Task description>
Reproduce the listing word for word, leaving every picture behind.

Source material>
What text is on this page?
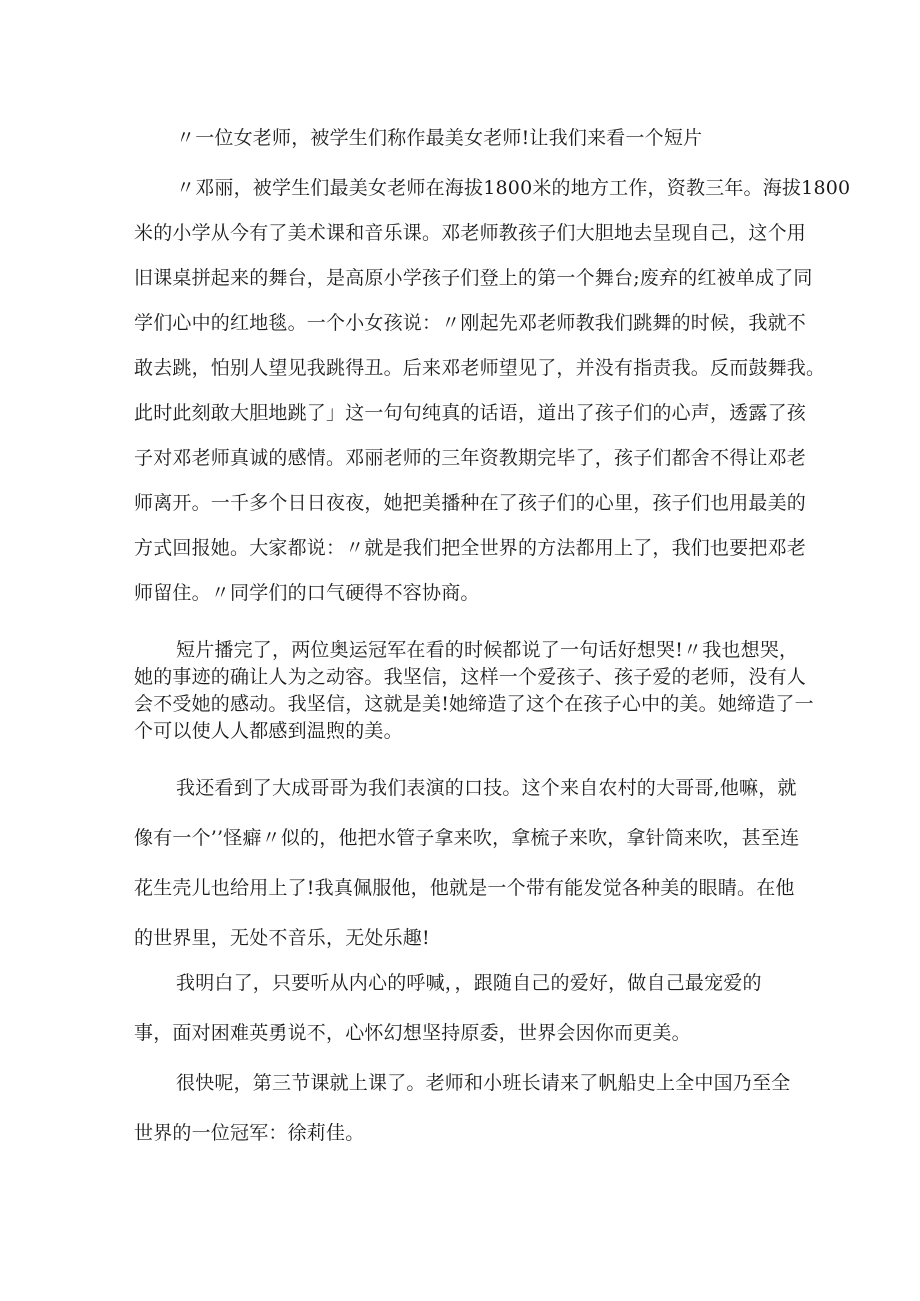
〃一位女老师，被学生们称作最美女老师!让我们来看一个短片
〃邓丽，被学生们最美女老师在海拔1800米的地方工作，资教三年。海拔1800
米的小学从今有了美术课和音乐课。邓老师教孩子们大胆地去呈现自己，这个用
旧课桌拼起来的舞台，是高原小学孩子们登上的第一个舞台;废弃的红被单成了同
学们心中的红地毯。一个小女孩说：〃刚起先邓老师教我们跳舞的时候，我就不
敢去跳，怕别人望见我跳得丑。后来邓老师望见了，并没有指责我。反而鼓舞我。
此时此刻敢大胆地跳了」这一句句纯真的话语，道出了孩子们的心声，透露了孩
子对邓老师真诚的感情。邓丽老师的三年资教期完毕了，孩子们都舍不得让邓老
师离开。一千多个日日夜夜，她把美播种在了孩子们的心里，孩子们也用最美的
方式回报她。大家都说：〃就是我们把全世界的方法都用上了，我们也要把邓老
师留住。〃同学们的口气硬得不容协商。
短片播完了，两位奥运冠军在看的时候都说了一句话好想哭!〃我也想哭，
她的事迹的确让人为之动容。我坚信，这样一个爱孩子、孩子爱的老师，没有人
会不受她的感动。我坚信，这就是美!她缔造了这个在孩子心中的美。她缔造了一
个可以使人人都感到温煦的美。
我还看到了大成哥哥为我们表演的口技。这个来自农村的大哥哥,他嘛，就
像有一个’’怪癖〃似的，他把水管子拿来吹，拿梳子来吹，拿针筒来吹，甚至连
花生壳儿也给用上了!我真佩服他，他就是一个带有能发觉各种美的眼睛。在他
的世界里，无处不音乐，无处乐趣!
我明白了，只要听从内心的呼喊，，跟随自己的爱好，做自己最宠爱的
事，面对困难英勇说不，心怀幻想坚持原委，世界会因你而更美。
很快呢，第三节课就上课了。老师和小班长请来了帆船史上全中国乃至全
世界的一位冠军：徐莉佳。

Exercise solution>
What text is on this page?
〃一位女老师，被学生们称作最美女老师!让我们来看一个短片
〃邓丽，被学生们最美女老师在海拔1800米的地方工作，资教三年。海拔1800
米的小学从今有了美术课和音乐课。邓老师教孩子们大胆地去呈现自己，这个用
旧课桌拼起来的舞台，是高原小学孩子们登上的第一个舞台;废弃的红被单成了同
学们心中的红地毯。一个小女孩说：〃刚起先邓老师教我们跳舞的时候，我就不
敢去跳，怕别人望见我跳得丑。后来邓老师望见了，并没有指责我。反而鼓舞我。
此时此刻敢大胆地跳了」这一句句纯真的话语，道出了孩子们的心声，透露了孩
子对邓老师真诚的感情。邓丽老师的三年资教期完毕了，孩子们都舍不得让邓老
师离开。一千多个日日夜夜，她把美播种在了孩子们的心里，孩子们也用最美的
方式回报她。大家都说：〃就是我们把全世界的方法都用上了，我们也要把邓老
师留住。〃同学们的口气硬得不容协商。
短片播完了，两位奥运冠军在看的时候都说了一句话好想哭!〃我也想哭，
她的事迹的确让人为之动容。我坚信，这样一个爱孩子、孩子爱的老师，没有人
会不受她的感动。我坚信，这就是美!她缔造了这个在孩子心中的美。她缔造了一
个可以使人人都感到温煦的美。
我还看到了大成哥哥为我们表演的口技。这个来自农村的大哥哥,他嘛，就
像有一个’’怪癖〃似的，他把水管子拿来吹，拿梳子来吹，拿针筒来吹，甚至连
花生壳儿也给用上了!我真佩服他，他就是一个带有能发觉各种美的眼睛。在他
的世界里，无处不音乐，无处乐趣!
我明白了，只要听从内心的呼喊，，跟随自己的爱好，做自己最宠爱的
事，面对困难英勇说不，心怀幻想坚持原委，世界会因你而更美。
很快呢，第三节课就上课了。老师和小班长请来了帆船史上全中国乃至全
世界的一位冠军：徐莉佳。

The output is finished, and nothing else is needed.